## Begin Text segment

Supreme Court of New York, Second Department
Jan 25, 2023
212 A.D.3d 763 (N.Y. App. Div. 2023)

Opinion

2019–12035 Index No. 710835/15

01-25-2023

Gilber CALLE, respondent, v. CITY OF NEW YORK, appellant, et al., defendants.

Kelly, Rode & Kelly, LLP, Mineola, NY (Eric P. Tosca of counsel), for appellant. Silberstein Awad & Miklos, P.C., Garden City, NY (Daniel P. Miklos, Jeffrey Bloomfield, and Kenneth M. Tuccillo of counsel), for respondent.


Kelly, Rode & Kelly, LLP, Mineola, NY (Eric P. Tosca of counsel), for appellant.

Silberstein Awad & Miklos, P.C., Garden City, NY (Daniel P. Miklos, Jeffrey Bloomfield, and Kenneth M. Tuccillo of counsel), for respondent.

ANGELA G. IANNACCI, J.P., ROBERT J. MILLER, LINDA CHRISTOPHER, BARRY E. WARHIT, JJ.

DECISION & ORDER In an action to recover damages for personal injuries, the defendant City of New York appeals from an order of the Supreme Court, Queens County (Darrell L. Gavrin, J.), entered August 28, 2019. The order, insofar as appealed from, in effect, denied that branch of the defendants’ motion which was for summary judgment dismissing the complaint insofar as asserted against the defendant City of New York.

ORDERED that the order is reversed insofar as appealed from, on the law, with costs, and that branch of the defendants’ motion which was for summary judgment dismissing the complaint insofar as asserted against the defendant City of New York is granted.

## End Text segment

### Problem to solve
Edit the court decision, starting with "DECISION & ORDER" and going on through "York is granted.", so that "judgment as a matter of law" stands in place of "summary judgment". The lines placed after the court decision play no part here.

## Begin Dataset section

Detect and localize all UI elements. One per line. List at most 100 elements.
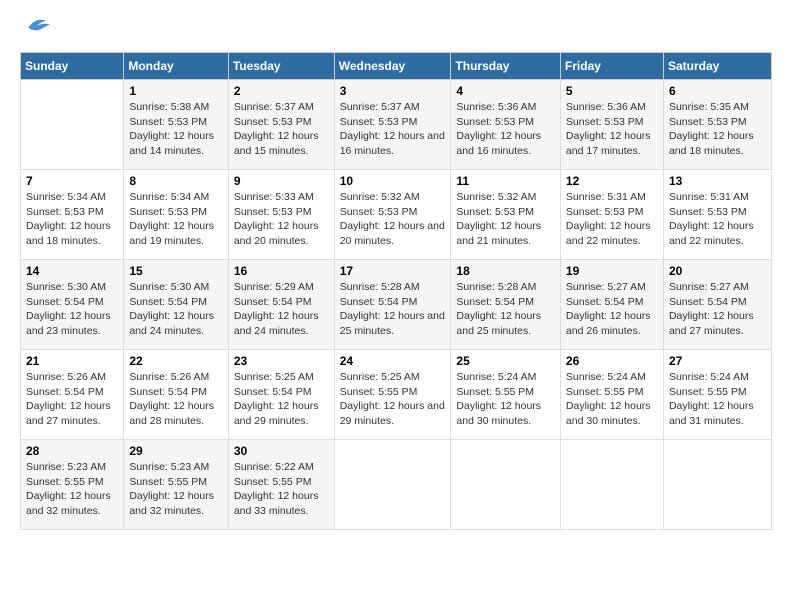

## End Dataset section

### Solved exercise
DECISION & ORDER In an action to recover damages for personal injuries, the defendant City of New York appeals from an order of the Supreme Court, Queens County (Darrell L. Gavrin, J.), entered August 28, 2019. The order, insofar as appealed from, in effect, denied that branch of the defendants’ motion which was for judgment as a matter of law dismissing the complaint insofar as asserted against the defendant City of New York.

ORDERED that the order is reversed insofar as appealed from, on the law, with costs, and that branch of the defendants’ motion which was for judgment as a matter of law dismissing the complaint insofar as asserted against the defendant City of New York is granted.